**Objective:** Repeat the entries that follow verbatim, without any of their pictures.

[Collected data]
____
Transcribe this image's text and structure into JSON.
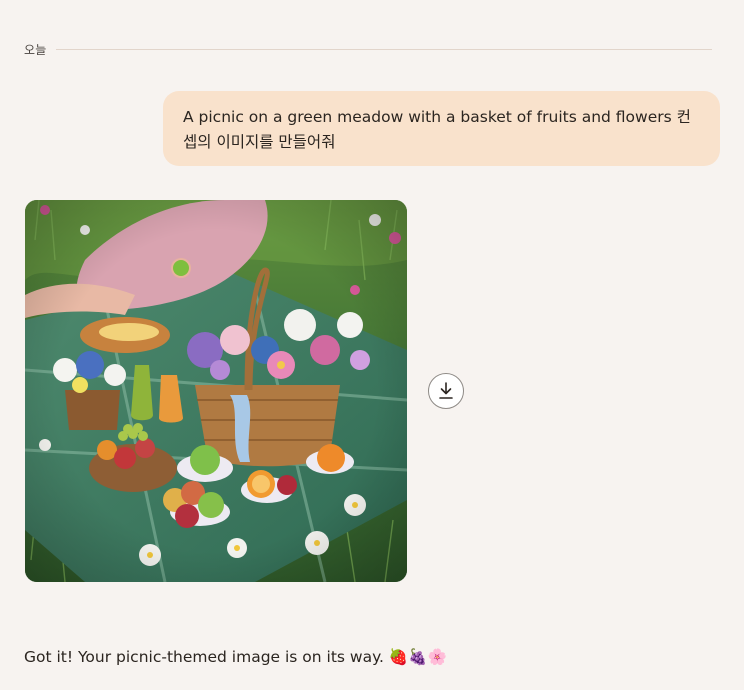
{
  "day_divider": {
    "label": "오늘"
  },
  "user_message": {
    "text": "A picnic on a green meadow with a basket of fruits and flowers 컨셉의 이미지를 만들어줘"
  },
  "generated_image": {
    "icon": "photo-picnic-meadow"
  },
  "download_button": {
    "icon": "download-icon"
  },
  "assistant_message": {
    "text": "Got it! Your picnic-themed image is on its way. 🍓🍇🌸"
  },
  "colors": {
    "background": "#F7F3F0",
    "user_bubble": "#F9E2CC",
    "divider": "#E2D5CB",
    "text": "#2B2520"
  }
}
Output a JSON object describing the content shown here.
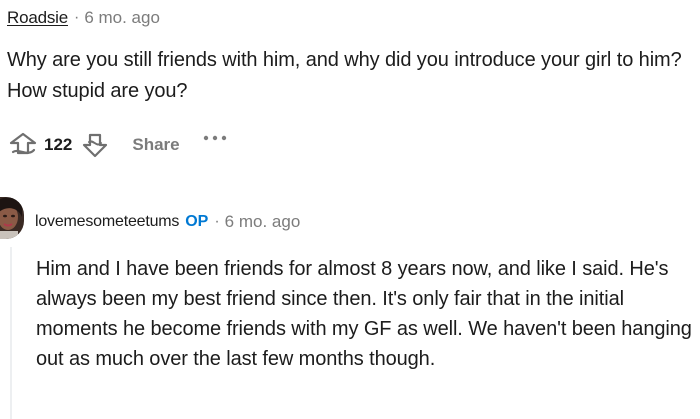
{
  "comments": [
    {
      "author": "Roadsie",
      "separator": "·",
      "time": "6 mo. ago",
      "body": "Why are you still friends with him, and why did you introduce your girl to him? How stupid are you?",
      "vote_count": "122",
      "share_label": "Share",
      "more_label": "···"
    },
    {
      "author": "lovemesometeetums",
      "badge": "OP",
      "separator": "·",
      "time": "6 mo. ago",
      "body": "Him and I have been friends for almost 8 years now, and like I said. He's always been my best friend since then. It's only fair that in the initial moments he become friends with my GF as well. We haven't been hanging out as much over the last few months though."
    }
  ],
  "icons": {
    "upvote": "upvote-icon",
    "downvote": "downvote-icon",
    "more": "more-options-icon",
    "avatar": "user-avatar"
  },
  "colors": {
    "text": "#1c1c1c",
    "meta": "#7c7c7c",
    "op_badge": "#0079d3",
    "thread_line": "#edeff1"
  }
}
____
**Task answer:**
Transcribe this image's text and structure into JSON.
{
  "day_divider": {
    "label": "오늘"
  },
  "user_message": {
    "text": "A picnic on a green meadow with a basket of fruits and flowers 컨셉의 이미지를 만들어줘"
  },
  "generated_image": {
    "icon": "photo-picnic-meadow"
  },
  "download_button": {
    "icon": "download-icon"
  },
  "assistant_message": {
    "text": "Got it! Your picnic-themed image is on its way. 🍓🍇🌸"
  },
  "colors": {
    "background": "#F7F3F0",
    "user_bubble": "#F9E2CC",
    "divider": "#E2D5CB",
    "text": "#2B2520"
  }
}
Output a JSON object describing the content shown here.
{
  "comments": [
    {
      "author": "Roadsie",
      "separator": "·",
      "time": "6 mo. ago",
      "body": "Why are you still friends with him, and why did you introduce your girl to him? How stupid are you?",
      "vote_count": "122",
      "share_label": "Share",
      "more_label": "···"
    },
    {
      "author": "lovemesometeetums",
      "badge": "OP",
      "separator": "·",
      "time": "6 mo. ago",
      "body": "Him and I have been friends for almost 8 years now, and like I said. He's always been my best friend since then. It's only fair that in the initial moments he become friends with my GF as well. We haven't been hanging out as much over the last few months though."
    }
  ],
  "icons": {
    "upvote": "upvote-icon",
    "downvote": "downvote-icon",
    "more": "more-options-icon",
    "avatar": "user-avatar"
  },
  "colors": {
    "text": "#1c1c1c",
    "meta": "#7c7c7c",
    "op_badge": "#0079d3",
    "thread_line": "#edeff1"
  }
}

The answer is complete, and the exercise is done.